_To be done_
Copy out every line in the entries below that includes "name".
========
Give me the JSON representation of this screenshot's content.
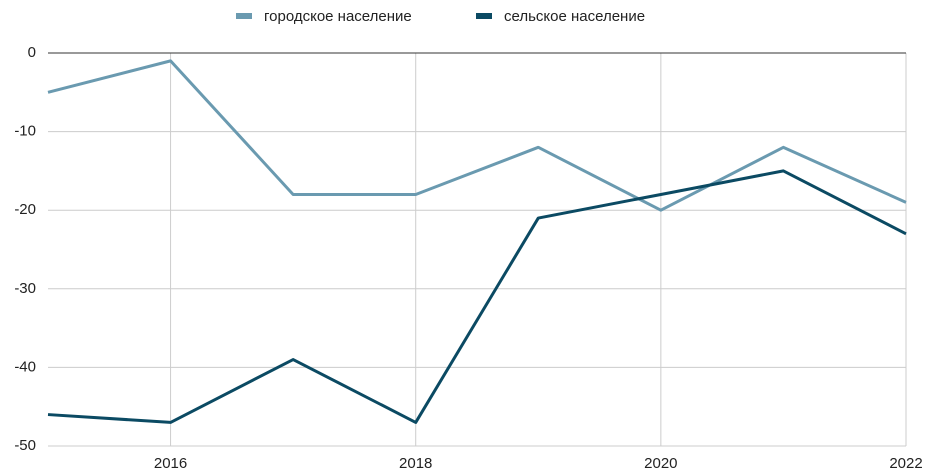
{
  "chart_data": {
    "type": "line",
    "x": [
      2015,
      2016,
      2017,
      2018,
      2019,
      2020,
      2021,
      2022
    ],
    "series": [
      {
        "name": "городское население",
        "color": "#6a9ab0",
        "values": [
          -5,
          -1,
          -18,
          -18,
          -12,
          -20,
          -12,
          -19
        ]
      },
      {
        "name": "сельское население",
        "color": "#0b4a63",
        "values": [
          -46,
          -47,
          -39,
          -47,
          -21,
          -18,
          -15,
          -23
        ]
      }
    ],
    "xlim": [
      2015,
      2022
    ],
    "xticks": [
      2016,
      2018,
      2020,
      2022
    ],
    "ylim": [
      -50,
      0
    ],
    "yticks": [
      0,
      -10,
      -20,
      -30,
      -40,
      -50
    ],
    "grid": true,
    "legend": "top"
  }
}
========
_Result for this exercise_
        "name": "городское население",
        "name": "сельское население",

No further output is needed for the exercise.